WHAT YOU NEED TO DO ->
Keep the pictures out and restate every record exactly.

* Begin RECORDS SHOWN *

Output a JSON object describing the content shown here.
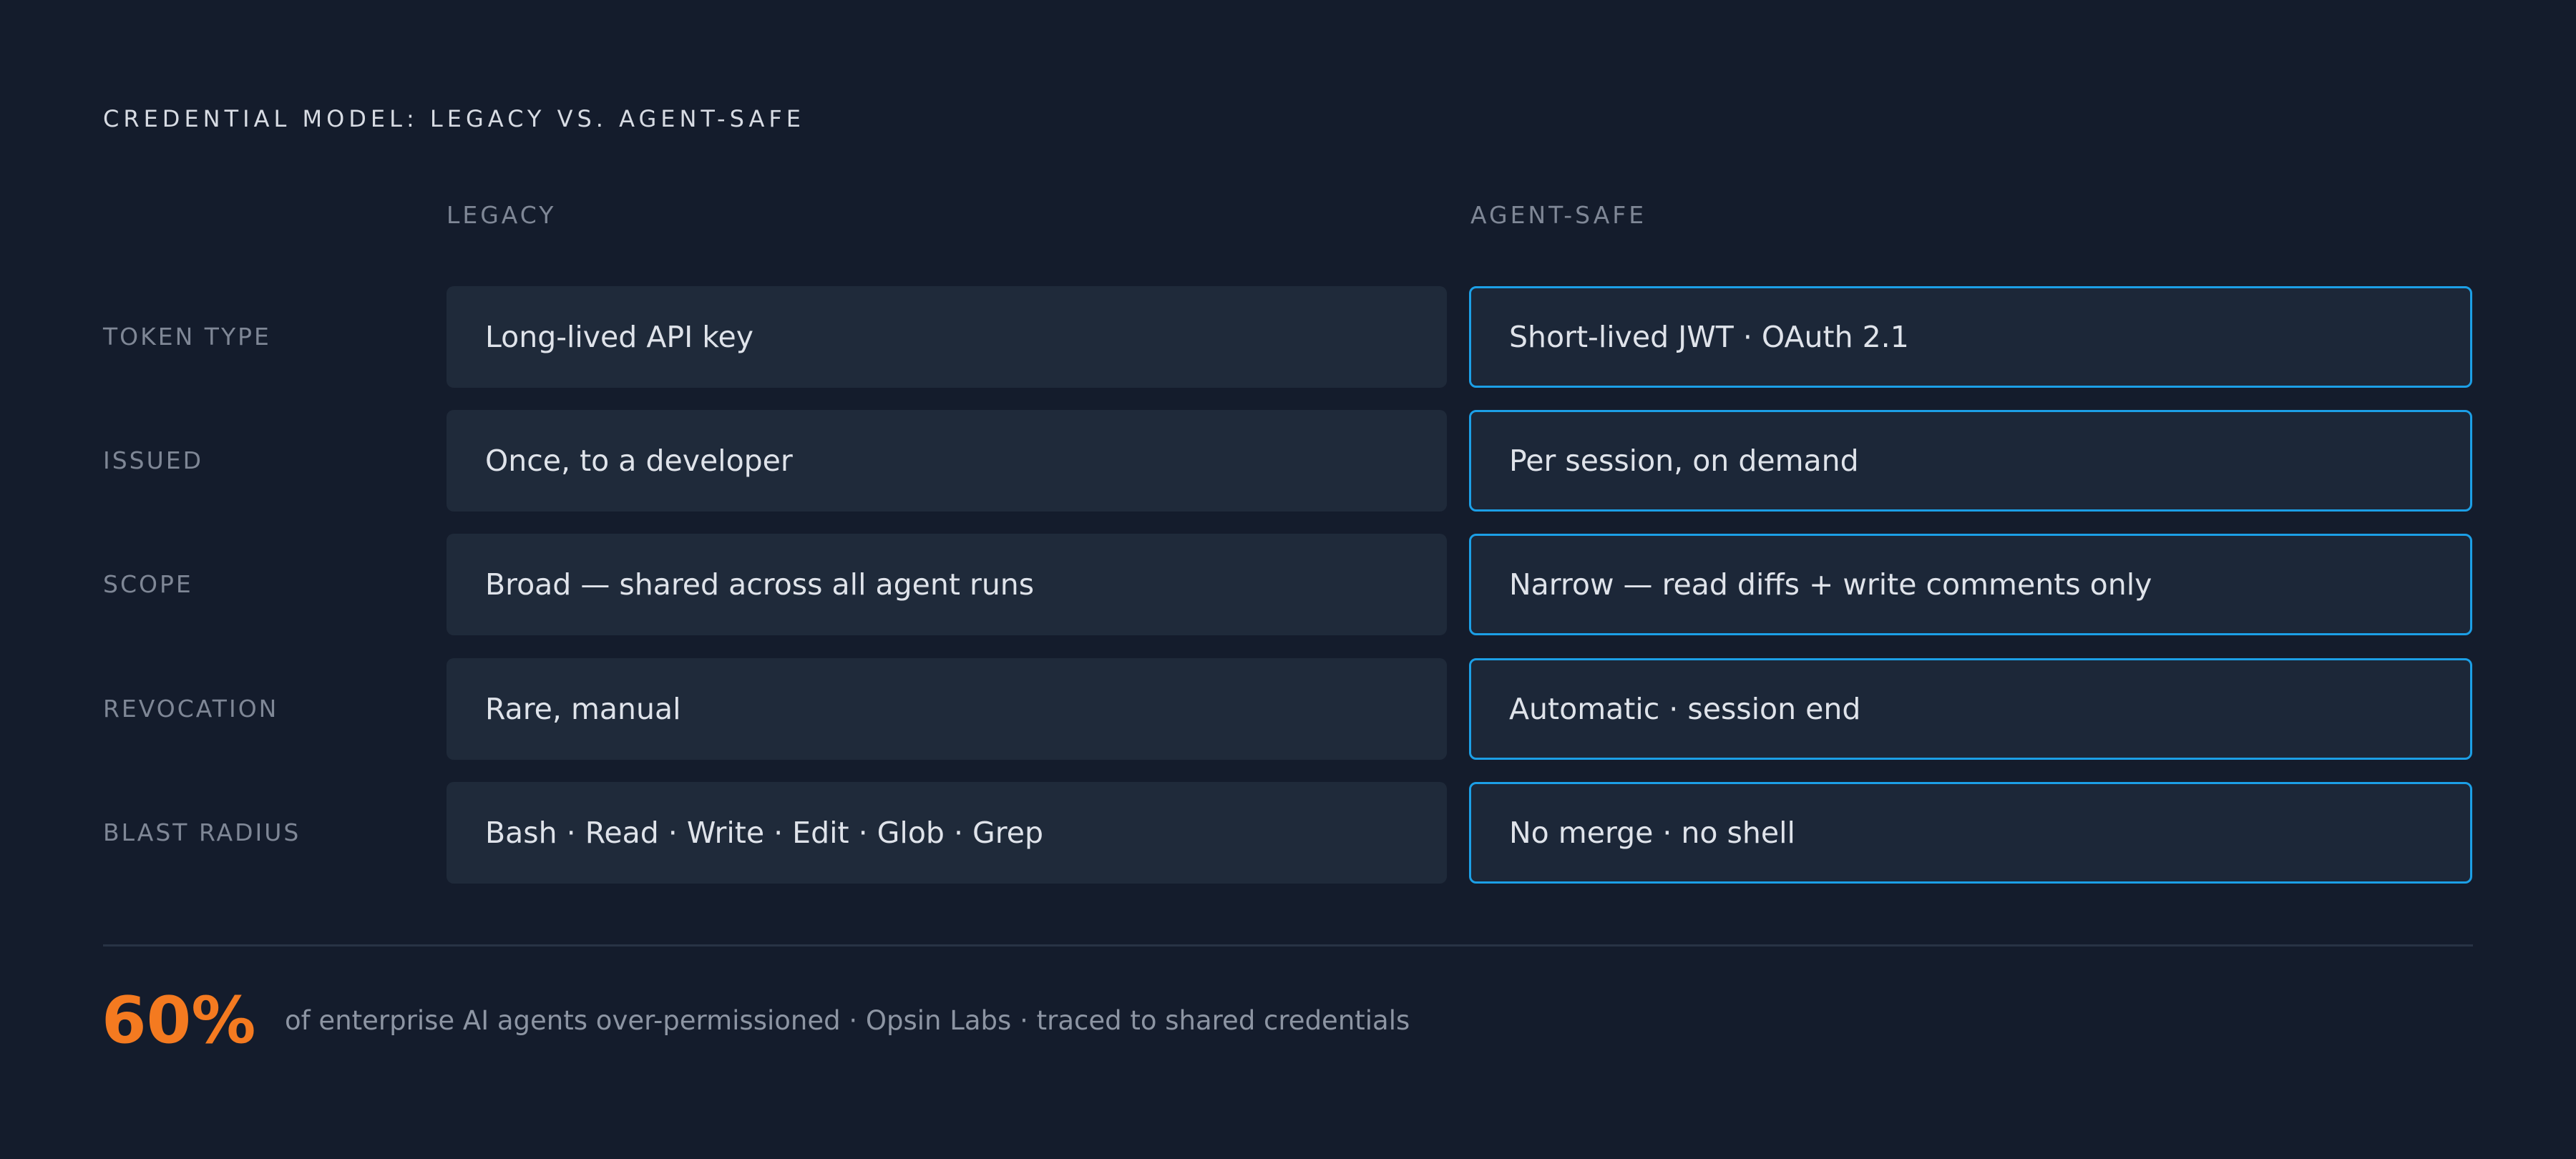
{
  "title": "CREDENTIAL MODEL: LEGACY VS. AGENT-SAFE",
  "columns": {
    "legacy": "LEGACY",
    "agent_safe": "AGENT-SAFE"
  },
  "rows": [
    {
      "label": "TOKEN TYPE",
      "legacy": "Long-lived API key",
      "agent_safe": "Short-lived JWT · OAuth 2.1"
    },
    {
      "label": "ISSUED",
      "legacy": "Once, to a developer",
      "agent_safe": "Per session, on demand"
    },
    {
      "label": "SCOPE",
      "legacy": "Broad — shared across all agent runs",
      "agent_safe": "Narrow — read diffs + write comments only"
    },
    {
      "label": "REVOCATION",
      "legacy": "Rare, manual",
      "agent_safe": "Automatic · session end"
    },
    {
      "label": "BLAST RADIUS",
      "legacy": "Bash · Read · Write · Edit · Glob · Grep",
      "agent_safe": "No merge · no shell"
    }
  ],
  "stat": {
    "value": "60%",
    "caption": "of enterprise AI agents over-permissioned · Opsin Labs · traced to shared credentials"
  },
  "colors": {
    "background": "#141c2c",
    "legacy_cell": "#1f2a3a",
    "agent_safe_border": "#1c9fe6",
    "stat_accent": "#f47a20"
  }
}
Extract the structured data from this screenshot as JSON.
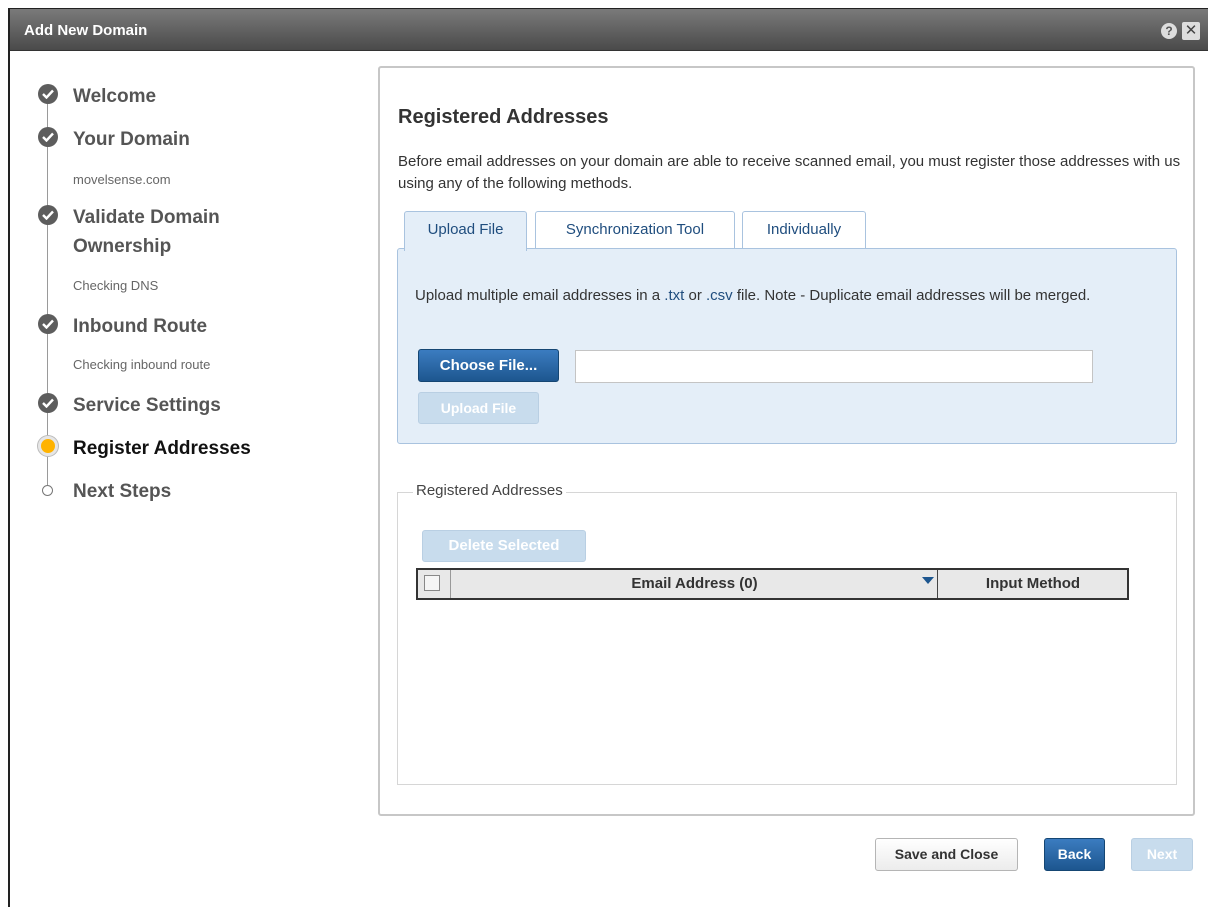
{
  "dialog": {
    "title": "Add New Domain",
    "help_glyph": "?",
    "close_glyph": "✕"
  },
  "steps": [
    {
      "label": "Welcome",
      "status": "done"
    },
    {
      "label": "Your Domain",
      "status": "done",
      "sub": "movelsense.com"
    },
    {
      "label": "Validate Domain",
      "label2": "Ownership",
      "status": "done",
      "sub": "Checking DNS"
    },
    {
      "label": "Inbound Route",
      "status": "done",
      "sub": "Checking inbound route"
    },
    {
      "label": "Service Settings",
      "status": "done"
    },
    {
      "label": "Register Addresses",
      "status": "current"
    },
    {
      "label": "Next Steps",
      "status": "future"
    }
  ],
  "main": {
    "heading": "Registered Addresses",
    "description": "Before email addresses on your domain are able to receive scanned email, you must register those addresses with us using any of the following methods.",
    "tabs": [
      {
        "label": "Upload File",
        "active": true
      },
      {
        "label": "Synchronization Tool",
        "active": false
      },
      {
        "label": "Individually",
        "active": false
      }
    ],
    "upload": {
      "text_before": "Upload multiple email addresses in a ",
      "ext_txt": ".txt",
      "text_or": " or ",
      "ext_csv": ".csv",
      "text_after": " file. Note - Duplicate email addresses will be merged.",
      "choose_label": "Choose File...",
      "file_value": "",
      "upload_label": "Upload File"
    },
    "registered": {
      "legend": "Registered Addresses",
      "delete_label": "Delete Selected",
      "columns": {
        "email": "Email Address (0)",
        "method": "Input Method"
      },
      "rows": []
    }
  },
  "footer": {
    "save_close": "Save and Close",
    "back": "Back",
    "next": "Next"
  },
  "colors": {
    "primary": "#1d568f",
    "accent_current_step": "#ffb300",
    "tab_panel_bg": "#e4eef8"
  }
}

* End RECORDS SHOWN *

RESULT BELOW ->
Output a JSON object describing the content shown here.
{
  "title": "CREDENTIAL MODEL: LEGACY VS. AGENT-SAFE",
  "columns": {
    "legacy": "LEGACY",
    "agent_safe": "AGENT-SAFE"
  },
  "rows": [
    {
      "label": "TOKEN TYPE",
      "legacy": "Long-lived API key",
      "agent_safe": "Short-lived JWT · OAuth 2.1"
    },
    {
      "label": "ISSUED",
      "legacy": "Once, to a developer",
      "agent_safe": "Per session, on demand"
    },
    {
      "label": "SCOPE",
      "legacy": "Broad — shared across all agent runs",
      "agent_safe": "Narrow — read diffs + write comments only"
    },
    {
      "label": "REVOCATION",
      "legacy": "Rare, manual",
      "agent_safe": "Automatic · session end"
    },
    {
      "label": "BLAST RADIUS",
      "legacy": "Bash · Read · Write · Edit · Glob · Grep",
      "agent_safe": "No merge · no shell"
    }
  ],
  "stat": {
    "value": "60%",
    "caption": "of enterprise AI agents over-permissioned · Opsin Labs · traced to shared credentials"
  },
  "colors": {
    "background": "#141c2c",
    "legacy_cell": "#1f2a3a",
    "agent_safe_border": "#1c9fe6",
    "stat_accent": "#f47a20"
  }
}
Extract the structured data from this screenshot as JSON.
{
  "dialog": {
    "title": "Add New Domain",
    "help_glyph": "?",
    "close_glyph": "✕"
  },
  "steps": [
    {
      "label": "Welcome",
      "status": "done"
    },
    {
      "label": "Your Domain",
      "status": "done",
      "sub": "movelsense.com"
    },
    {
      "label": "Validate Domain",
      "label2": "Ownership",
      "status": "done",
      "sub": "Checking DNS"
    },
    {
      "label": "Inbound Route",
      "status": "done",
      "sub": "Checking inbound route"
    },
    {
      "label": "Service Settings",
      "status": "done"
    },
    {
      "label": "Register Addresses",
      "status": "current"
    },
    {
      "label": "Next Steps",
      "status": "future"
    }
  ],
  "main": {
    "heading": "Registered Addresses",
    "description": "Before email addresses on your domain are able to receive scanned email, you must register those addresses with us using any of the following methods.",
    "tabs": [
      {
        "label": "Upload File",
        "active": true
      },
      {
        "label": "Synchronization Tool",
        "active": false
      },
      {
        "label": "Individually",
        "active": false
      }
    ],
    "upload": {
      "text_before": "Upload multiple email addresses in a ",
      "ext_txt": ".txt",
      "text_or": " or ",
      "ext_csv": ".csv",
      "text_after": " file. Note - Duplicate email addresses will be merged.",
      "choose_label": "Choose File...",
      "file_value": "",
      "upload_label": "Upload File"
    },
    "registered": {
      "legend": "Registered Addresses",
      "delete_label": "Delete Selected",
      "columns": {
        "email": "Email Address (0)",
        "method": "Input Method"
      },
      "rows": []
    }
  },
  "footer": {
    "save_close": "Save and Close",
    "back": "Back",
    "next": "Next"
  },
  "colors": {
    "primary": "#1d568f",
    "accent_current_step": "#ffb300",
    "tab_panel_bg": "#e4eef8"
  }
}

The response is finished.